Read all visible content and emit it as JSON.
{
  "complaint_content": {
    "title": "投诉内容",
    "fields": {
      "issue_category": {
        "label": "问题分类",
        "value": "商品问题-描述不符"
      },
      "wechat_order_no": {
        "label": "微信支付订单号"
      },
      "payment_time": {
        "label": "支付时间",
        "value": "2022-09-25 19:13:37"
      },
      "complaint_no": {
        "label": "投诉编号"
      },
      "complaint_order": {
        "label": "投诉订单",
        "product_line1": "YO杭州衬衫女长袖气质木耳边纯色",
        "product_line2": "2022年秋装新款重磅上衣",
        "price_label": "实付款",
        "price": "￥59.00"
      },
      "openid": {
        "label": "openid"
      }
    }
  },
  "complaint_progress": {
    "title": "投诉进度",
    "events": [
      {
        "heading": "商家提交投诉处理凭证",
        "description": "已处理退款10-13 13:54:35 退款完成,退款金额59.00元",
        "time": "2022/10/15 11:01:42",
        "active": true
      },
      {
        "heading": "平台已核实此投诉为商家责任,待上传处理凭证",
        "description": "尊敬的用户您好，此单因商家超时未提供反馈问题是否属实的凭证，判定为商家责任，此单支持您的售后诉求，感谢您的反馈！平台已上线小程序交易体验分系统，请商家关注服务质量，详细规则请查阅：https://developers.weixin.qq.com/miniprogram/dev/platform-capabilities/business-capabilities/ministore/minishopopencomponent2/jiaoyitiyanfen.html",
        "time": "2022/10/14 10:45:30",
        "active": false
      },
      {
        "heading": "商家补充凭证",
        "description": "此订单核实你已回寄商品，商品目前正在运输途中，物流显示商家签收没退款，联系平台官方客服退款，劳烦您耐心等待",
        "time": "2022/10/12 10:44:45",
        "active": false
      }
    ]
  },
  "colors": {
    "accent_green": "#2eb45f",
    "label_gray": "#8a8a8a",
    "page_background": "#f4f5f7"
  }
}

# Set task
Set down all of the data above, word for word.

# Complete output
Read all visible content and emit it as JSON.
{
  "complaint_content": {
    "title": "投诉内容",
    "fields": {
      "issue_category": {
        "label": "问题分类",
        "value": "商品问题-描述不符"
      },
      "wechat_order_no": {
        "label": "微信支付订单号"
      },
      "payment_time": {
        "label": "支付时间",
        "value": "2022-09-25 19:13:37"
      },
      "complaint_no": {
        "label": "投诉编号"
      },
      "complaint_order": {
        "label": "投诉订单",
        "product_line1": "YO杭州衬衫女长袖气质木耳边纯色",
        "product_line2": "2022年秋装新款重磅上衣",
        "price_label": "实付款",
        "price": "￥59.00"
      },
      "openid": {
        "label": "openid"
      }
    }
  },
  "complaint_progress": {
    "title": "投诉进度",
    "events": [
      {
        "heading": "商家提交投诉处理凭证",
        "description": "已处理退款10-13 13:54:35 退款完成,退款金额59.00元",
        "time": "2022/10/15 11:01:42",
        "active": true
      },
      {
        "heading": "平台已核实此投诉为商家责任,待上传处理凭证",
        "description": "尊敬的用户您好，此单因商家超时未提供反馈问题是否属实的凭证，判定为商家责任，此单支持您的售后诉求，感谢您的反馈！平台已上线小程序交易体验分系统，请商家关注服务质量，详细规则请查阅：https://developers.weixin.qq.com/miniprogram/dev/platform-capabilities/business-capabilities/ministore/minishopopencomponent2/jiaoyitiyanfen.html",
        "time": "2022/10/14 10:45:30",
        "active": false
      },
      {
        "heading": "商家补充凭证",
        "description": "此订单核实你已回寄商品，商品目前正在运输途中，物流显示商家签收没退款，联系平台官方客服退款，劳烦您耐心等待",
        "time": "2022/10/12 10:44:45",
        "active": false
      }
    ]
  },
  "colors": {
    "accent_green": "#2eb45f",
    "label_gray": "#8a8a8a",
    "page_background": "#f4f5f7"
  }
}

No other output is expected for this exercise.